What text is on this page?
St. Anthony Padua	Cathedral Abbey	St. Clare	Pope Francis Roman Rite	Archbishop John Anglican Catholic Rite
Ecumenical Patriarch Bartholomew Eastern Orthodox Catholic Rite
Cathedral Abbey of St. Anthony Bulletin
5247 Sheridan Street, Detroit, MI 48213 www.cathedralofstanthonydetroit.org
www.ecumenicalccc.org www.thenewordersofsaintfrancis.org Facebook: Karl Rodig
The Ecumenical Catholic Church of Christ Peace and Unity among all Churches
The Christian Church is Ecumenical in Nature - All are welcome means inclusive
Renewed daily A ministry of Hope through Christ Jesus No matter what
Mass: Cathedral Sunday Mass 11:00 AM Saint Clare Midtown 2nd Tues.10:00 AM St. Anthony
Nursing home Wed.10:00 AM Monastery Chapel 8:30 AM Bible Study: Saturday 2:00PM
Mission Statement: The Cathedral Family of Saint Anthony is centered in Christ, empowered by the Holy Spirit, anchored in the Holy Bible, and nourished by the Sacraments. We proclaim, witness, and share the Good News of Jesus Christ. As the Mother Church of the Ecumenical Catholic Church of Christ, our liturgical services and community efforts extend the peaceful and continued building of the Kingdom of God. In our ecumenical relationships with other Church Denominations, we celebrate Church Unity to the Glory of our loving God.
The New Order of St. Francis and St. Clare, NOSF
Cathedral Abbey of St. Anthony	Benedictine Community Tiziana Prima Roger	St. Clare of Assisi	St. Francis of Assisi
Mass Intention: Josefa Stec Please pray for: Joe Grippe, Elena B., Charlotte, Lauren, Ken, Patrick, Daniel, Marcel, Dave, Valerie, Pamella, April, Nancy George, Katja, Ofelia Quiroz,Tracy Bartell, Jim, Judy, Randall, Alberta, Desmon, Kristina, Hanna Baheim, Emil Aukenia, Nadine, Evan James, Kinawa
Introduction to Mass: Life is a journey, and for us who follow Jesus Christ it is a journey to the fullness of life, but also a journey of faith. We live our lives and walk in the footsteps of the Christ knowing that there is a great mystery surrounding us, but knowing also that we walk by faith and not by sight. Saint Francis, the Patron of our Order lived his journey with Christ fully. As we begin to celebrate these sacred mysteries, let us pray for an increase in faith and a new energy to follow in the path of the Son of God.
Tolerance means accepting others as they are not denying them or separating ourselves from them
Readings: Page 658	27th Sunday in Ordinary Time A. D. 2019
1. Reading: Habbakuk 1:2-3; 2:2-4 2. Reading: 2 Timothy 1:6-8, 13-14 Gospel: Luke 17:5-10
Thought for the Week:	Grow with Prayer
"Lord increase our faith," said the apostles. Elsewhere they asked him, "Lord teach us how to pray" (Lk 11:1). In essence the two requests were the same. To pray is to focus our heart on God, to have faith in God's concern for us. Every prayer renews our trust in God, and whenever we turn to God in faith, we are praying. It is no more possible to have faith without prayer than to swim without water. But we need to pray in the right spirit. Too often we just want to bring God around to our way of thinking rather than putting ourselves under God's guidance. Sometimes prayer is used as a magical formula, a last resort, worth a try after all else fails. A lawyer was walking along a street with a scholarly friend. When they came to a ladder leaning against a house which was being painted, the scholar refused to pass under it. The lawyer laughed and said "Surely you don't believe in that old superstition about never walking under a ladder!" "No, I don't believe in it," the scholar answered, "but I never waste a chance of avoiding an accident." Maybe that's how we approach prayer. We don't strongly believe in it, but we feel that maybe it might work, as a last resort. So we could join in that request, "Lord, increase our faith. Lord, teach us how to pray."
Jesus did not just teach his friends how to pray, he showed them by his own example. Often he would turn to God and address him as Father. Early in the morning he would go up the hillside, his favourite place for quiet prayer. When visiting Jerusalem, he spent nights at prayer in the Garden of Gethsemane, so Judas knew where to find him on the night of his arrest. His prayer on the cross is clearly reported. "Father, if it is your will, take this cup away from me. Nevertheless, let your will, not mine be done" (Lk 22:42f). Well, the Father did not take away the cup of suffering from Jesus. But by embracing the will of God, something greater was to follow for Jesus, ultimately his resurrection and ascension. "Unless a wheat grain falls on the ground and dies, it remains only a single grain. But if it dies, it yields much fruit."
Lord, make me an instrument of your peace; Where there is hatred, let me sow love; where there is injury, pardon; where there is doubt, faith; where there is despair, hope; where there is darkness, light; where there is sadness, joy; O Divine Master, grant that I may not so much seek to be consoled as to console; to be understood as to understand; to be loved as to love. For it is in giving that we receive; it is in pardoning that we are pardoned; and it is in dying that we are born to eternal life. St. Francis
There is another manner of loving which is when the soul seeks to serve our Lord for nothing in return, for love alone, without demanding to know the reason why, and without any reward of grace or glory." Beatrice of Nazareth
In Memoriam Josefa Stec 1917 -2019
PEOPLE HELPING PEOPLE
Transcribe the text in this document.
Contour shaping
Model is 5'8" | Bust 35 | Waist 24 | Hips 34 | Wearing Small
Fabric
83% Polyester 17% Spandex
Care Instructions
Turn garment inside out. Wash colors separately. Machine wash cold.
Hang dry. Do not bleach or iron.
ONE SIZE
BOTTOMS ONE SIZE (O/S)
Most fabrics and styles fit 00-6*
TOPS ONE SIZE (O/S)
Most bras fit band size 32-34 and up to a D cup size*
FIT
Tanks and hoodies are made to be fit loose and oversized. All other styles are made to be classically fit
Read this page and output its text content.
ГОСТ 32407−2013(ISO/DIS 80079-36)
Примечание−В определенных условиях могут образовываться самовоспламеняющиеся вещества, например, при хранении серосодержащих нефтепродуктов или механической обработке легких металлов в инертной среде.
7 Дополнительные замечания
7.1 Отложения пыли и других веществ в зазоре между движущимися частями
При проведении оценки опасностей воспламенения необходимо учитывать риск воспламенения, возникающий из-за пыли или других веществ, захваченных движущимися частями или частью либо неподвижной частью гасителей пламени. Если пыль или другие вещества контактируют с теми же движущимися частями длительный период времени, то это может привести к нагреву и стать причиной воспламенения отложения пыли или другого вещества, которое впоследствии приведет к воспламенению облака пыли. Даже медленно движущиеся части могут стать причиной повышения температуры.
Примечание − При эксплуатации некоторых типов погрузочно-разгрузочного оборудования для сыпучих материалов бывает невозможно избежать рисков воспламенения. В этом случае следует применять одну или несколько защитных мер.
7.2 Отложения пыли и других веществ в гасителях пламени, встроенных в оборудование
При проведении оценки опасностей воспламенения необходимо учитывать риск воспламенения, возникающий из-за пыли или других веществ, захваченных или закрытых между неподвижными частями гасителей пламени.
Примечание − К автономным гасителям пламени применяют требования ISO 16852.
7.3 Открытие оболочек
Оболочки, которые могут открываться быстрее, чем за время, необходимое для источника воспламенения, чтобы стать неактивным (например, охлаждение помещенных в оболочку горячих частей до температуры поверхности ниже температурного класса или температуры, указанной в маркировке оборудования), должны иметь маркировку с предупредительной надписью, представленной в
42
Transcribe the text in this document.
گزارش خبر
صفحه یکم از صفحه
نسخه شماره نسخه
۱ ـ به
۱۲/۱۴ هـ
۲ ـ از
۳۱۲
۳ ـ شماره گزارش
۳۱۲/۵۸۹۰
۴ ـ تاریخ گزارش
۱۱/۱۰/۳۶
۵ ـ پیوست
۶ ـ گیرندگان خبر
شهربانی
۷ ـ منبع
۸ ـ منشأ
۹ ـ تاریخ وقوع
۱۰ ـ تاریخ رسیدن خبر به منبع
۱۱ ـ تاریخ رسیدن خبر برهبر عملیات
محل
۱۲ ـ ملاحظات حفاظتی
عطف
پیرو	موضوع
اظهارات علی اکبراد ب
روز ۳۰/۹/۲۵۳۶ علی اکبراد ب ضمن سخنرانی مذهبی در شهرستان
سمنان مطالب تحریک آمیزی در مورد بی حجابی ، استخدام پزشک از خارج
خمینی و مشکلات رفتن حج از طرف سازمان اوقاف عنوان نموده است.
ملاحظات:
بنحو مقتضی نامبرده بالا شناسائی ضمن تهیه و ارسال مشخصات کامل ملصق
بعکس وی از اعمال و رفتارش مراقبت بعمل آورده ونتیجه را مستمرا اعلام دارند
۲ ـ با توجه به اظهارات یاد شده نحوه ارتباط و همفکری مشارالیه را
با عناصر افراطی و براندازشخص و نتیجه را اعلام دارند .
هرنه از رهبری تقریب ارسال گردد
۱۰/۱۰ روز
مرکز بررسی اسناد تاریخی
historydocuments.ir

+--

* [Brief] Return from the data every line that holds "celebrate".

* [Correct result]
Mission Statement: The Cathedral Family of Saint Anthony is centered in Christ, empowered by the Holy Spirit, anchored in the Holy Bible, and nourished by the Sacraments. We proclaim, witness, and share the Good News of Jesus Christ. As the Mother Church of the Ecumenical Catholic Church of Christ, our liturgical services and community efforts extend the peaceful and continued building of the Kingdom of God. In our ecumenical relationships with other Church Denominations, we celebrate Church Unity to the Glory of our loving God.
Introduction to Mass: Life is a journey, and for us who follow Jesus Christ it is a journey to the fullness of life, but also a journey of faith. We live our lives and walk in the footsteps of the Christ knowing that there is a great mystery surrounding us, but knowing also that we walk by faith and not by sight. Saint Francis, the Patron of our Order lived his journey with Christ fully. As we begin to celebrate these sacred mysteries, let us pray for an increase in faith and a new energy to follow in the path of the Son of God.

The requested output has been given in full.